▶ Document section:
- Opening Delimiter -

Burns said he signed contracts with the builder in early 2021 and paid a $15,000 deposit for the $375,000 build, after a 12-month wait for a building permit. More than a year later and after, according to Burns, another $15,000 put down for additional costs, his block is empty.
“I’m thirty grand down the shitter with no house,” Burns said. “They’ve done a site cut and that’s it.”
Burns said he had called the Langford offices many times a week every week for the past six months, gradually losing hope that the build would go ahead.
Wally Burns, 50, at his vacant block in Kilcunda which he is now selling due to the collapse of homebuilders Langford Jones Homes.
“It’s caused a fair bit of stress in life. We’ve been renting for the last three years and rent’s not cheap down here. All that financial cost and now we haven’t got a house I’ve actually put the block on the market to sell it.”
Another customer, 53-year-old Donna Taylor, bought a 400-square-metre block in San Remo near Phillip Island in late 2019 with a plan to build her dream beach home, having moved from Wantirna to be closer to family and nature.

- Closing Delimiter -

▶ Entries drawn from a collection:
- Opening Delimiter -

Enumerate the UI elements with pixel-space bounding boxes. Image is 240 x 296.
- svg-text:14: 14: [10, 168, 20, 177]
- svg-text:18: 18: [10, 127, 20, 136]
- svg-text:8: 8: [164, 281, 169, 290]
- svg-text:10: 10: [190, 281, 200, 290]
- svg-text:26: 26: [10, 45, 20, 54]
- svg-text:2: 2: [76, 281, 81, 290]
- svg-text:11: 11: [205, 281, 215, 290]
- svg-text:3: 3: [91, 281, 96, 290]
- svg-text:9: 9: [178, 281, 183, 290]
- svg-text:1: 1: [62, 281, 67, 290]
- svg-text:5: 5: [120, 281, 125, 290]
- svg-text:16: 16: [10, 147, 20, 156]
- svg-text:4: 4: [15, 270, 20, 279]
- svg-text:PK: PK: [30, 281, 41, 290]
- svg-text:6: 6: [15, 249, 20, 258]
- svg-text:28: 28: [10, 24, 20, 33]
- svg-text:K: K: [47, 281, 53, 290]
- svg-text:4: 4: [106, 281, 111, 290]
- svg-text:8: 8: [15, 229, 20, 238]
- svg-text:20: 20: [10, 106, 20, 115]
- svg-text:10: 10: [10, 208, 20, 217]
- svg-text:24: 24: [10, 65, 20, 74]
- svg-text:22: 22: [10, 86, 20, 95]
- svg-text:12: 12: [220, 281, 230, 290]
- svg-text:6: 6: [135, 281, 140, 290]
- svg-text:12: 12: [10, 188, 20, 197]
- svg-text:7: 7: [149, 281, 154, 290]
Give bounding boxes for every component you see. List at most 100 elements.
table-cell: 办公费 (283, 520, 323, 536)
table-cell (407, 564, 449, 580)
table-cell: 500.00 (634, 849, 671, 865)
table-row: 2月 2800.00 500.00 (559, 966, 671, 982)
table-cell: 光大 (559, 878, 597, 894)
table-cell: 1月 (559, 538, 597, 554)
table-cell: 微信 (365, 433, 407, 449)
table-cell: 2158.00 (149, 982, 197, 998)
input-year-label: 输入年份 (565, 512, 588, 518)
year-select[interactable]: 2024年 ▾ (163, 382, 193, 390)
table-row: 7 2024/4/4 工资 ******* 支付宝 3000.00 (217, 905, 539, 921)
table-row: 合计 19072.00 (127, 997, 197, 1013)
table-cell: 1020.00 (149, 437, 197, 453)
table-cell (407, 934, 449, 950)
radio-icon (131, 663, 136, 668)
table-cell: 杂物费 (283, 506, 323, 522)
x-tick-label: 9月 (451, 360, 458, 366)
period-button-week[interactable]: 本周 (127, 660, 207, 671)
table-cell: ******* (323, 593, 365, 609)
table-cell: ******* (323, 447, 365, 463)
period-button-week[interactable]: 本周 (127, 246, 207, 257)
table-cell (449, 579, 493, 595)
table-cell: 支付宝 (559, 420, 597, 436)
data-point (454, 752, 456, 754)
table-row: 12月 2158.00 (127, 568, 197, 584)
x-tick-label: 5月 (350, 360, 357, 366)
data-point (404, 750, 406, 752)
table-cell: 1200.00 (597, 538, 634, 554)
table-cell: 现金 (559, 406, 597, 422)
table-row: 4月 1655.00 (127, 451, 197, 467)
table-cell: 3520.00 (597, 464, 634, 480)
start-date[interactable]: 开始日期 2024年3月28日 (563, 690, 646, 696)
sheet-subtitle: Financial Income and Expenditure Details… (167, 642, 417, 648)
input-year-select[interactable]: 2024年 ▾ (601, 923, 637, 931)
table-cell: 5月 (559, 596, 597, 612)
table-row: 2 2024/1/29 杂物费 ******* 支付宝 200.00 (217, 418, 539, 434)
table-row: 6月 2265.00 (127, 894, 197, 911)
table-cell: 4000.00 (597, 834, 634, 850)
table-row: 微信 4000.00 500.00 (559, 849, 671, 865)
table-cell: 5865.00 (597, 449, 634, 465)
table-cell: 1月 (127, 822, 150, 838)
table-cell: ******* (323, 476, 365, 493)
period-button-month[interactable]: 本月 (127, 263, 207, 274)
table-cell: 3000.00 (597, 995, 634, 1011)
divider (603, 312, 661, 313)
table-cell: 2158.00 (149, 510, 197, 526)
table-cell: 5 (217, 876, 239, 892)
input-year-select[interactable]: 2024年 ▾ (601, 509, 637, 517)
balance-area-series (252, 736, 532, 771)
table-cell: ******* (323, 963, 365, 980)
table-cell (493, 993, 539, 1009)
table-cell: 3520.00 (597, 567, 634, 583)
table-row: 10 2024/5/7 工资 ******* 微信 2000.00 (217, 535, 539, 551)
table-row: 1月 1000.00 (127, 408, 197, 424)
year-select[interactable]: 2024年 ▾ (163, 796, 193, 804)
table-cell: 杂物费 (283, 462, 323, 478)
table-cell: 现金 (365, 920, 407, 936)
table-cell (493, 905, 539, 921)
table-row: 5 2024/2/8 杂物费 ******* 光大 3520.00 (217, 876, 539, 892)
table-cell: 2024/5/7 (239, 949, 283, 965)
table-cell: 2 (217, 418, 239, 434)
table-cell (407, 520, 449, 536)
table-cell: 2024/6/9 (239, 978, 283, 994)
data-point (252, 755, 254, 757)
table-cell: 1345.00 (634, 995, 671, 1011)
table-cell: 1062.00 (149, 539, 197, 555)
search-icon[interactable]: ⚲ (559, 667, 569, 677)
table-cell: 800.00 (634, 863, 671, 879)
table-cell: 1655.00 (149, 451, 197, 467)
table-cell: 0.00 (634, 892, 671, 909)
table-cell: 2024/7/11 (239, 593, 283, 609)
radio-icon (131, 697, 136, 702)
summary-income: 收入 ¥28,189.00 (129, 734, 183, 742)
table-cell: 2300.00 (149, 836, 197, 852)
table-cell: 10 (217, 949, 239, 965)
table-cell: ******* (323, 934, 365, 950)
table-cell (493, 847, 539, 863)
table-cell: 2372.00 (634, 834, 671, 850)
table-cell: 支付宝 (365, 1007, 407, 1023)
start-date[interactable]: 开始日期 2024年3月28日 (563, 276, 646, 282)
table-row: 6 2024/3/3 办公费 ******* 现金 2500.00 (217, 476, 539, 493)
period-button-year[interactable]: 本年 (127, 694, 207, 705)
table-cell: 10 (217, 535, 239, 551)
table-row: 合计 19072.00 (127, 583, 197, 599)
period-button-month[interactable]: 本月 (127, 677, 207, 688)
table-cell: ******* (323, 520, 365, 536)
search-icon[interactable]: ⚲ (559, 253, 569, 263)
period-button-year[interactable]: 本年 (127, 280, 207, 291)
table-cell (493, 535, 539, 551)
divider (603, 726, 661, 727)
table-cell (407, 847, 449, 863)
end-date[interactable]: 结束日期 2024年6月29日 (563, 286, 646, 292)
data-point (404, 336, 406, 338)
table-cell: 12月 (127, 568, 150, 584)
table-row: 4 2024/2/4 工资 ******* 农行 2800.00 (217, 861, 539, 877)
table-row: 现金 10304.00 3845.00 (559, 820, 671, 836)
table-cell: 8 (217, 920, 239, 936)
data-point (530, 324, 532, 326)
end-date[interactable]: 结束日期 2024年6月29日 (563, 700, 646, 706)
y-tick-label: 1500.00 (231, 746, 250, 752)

- Closing Delimiter -

▶ Work task: From the article on the homebuilder collapse, return the passage word for word, starting with "Burns said he signed" and going on through "Langford Jones Homes.". The listing was taken from a separate source.

▶ Solution for this task:
Burns said he signed contracts with the builder in early 2021 and paid a $15,000 deposit for the $375,000 build, after a 12-month wait for a building permit. More than a year later and after, according to Burns, another $15,000 put down for additional costs, his block is empty.
“I’m thirty grand down the shitter with no house,” Burns said. “They’ve done a site cut and that’s it.”
Burns said he had called the Langford offices many times a week every week for the past six months, gradually losing hope that the build would go ahead.
Wally Burns, 50, at his vacant block in Kilcunda which he is now selling due to the collapse of homebuilders Langford Jones Homes.